-- BEGIN ENTRIES --

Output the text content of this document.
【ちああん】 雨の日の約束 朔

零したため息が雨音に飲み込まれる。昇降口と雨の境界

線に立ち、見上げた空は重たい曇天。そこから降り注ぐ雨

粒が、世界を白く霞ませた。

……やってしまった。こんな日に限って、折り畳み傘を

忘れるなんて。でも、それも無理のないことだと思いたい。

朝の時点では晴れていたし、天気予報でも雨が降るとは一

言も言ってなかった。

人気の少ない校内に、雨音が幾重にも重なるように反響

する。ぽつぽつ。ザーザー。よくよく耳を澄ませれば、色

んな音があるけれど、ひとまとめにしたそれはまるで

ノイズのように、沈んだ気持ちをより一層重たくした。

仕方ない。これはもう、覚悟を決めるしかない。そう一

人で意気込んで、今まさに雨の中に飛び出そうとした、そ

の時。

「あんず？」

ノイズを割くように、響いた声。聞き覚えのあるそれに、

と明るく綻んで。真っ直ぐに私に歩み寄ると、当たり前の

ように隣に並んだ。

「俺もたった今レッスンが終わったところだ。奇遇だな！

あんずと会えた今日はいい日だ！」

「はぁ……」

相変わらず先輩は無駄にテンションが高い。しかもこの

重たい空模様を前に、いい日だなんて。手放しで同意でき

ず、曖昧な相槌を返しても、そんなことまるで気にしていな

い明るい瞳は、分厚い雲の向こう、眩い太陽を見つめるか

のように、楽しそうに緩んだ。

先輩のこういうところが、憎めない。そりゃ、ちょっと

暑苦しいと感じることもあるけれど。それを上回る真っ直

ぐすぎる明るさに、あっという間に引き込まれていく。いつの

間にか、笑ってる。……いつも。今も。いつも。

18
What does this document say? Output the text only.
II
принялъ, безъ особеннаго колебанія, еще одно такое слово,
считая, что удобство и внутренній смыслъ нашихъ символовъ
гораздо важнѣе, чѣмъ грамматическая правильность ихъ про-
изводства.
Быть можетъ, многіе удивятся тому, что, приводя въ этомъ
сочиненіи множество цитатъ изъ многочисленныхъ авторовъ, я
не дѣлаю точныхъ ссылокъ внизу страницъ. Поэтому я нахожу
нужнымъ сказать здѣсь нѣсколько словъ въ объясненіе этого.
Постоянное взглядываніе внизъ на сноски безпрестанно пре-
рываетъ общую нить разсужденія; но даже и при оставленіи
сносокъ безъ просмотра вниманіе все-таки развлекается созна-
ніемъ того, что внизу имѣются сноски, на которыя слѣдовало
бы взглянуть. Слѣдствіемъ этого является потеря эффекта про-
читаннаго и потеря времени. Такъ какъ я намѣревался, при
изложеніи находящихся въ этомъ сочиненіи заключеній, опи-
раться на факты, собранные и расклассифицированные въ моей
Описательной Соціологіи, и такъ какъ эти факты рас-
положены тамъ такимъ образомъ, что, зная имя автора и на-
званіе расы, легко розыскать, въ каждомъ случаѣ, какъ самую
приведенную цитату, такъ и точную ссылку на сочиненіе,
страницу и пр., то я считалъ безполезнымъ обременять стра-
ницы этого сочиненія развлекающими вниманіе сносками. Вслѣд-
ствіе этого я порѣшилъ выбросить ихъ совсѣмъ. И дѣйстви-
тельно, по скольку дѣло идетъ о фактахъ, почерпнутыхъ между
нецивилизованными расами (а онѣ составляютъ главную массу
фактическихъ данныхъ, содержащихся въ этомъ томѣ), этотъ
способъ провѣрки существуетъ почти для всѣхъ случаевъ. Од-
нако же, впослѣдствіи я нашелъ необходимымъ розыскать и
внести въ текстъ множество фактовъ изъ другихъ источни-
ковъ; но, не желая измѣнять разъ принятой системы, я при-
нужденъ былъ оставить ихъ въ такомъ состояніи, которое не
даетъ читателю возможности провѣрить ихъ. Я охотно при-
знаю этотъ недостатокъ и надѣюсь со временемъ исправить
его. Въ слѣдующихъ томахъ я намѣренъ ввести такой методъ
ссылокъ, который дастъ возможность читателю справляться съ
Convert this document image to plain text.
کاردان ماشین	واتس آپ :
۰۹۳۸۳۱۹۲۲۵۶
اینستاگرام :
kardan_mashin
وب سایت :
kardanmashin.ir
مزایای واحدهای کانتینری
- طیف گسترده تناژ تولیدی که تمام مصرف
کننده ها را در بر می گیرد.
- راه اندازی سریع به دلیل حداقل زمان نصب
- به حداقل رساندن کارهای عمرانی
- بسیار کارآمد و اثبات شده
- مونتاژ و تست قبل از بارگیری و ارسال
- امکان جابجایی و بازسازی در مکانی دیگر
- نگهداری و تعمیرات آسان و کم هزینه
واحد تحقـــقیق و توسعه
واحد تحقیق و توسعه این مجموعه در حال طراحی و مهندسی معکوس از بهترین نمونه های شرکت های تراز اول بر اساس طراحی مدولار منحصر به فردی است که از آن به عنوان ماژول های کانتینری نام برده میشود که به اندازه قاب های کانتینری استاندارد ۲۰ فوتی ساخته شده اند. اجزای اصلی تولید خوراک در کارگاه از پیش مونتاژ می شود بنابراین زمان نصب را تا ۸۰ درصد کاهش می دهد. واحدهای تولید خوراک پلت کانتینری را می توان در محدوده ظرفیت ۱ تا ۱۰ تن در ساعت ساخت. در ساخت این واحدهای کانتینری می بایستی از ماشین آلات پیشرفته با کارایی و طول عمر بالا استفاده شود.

-- END ENTRIES --

- **GOAL OF THE EXERCISE**:
Copy out every line from the data above that has "this" in it.

- **IN RESPONSE**:
Output the text content of this document.
What does this document say? Output the text only.
Convert this document image to plain text.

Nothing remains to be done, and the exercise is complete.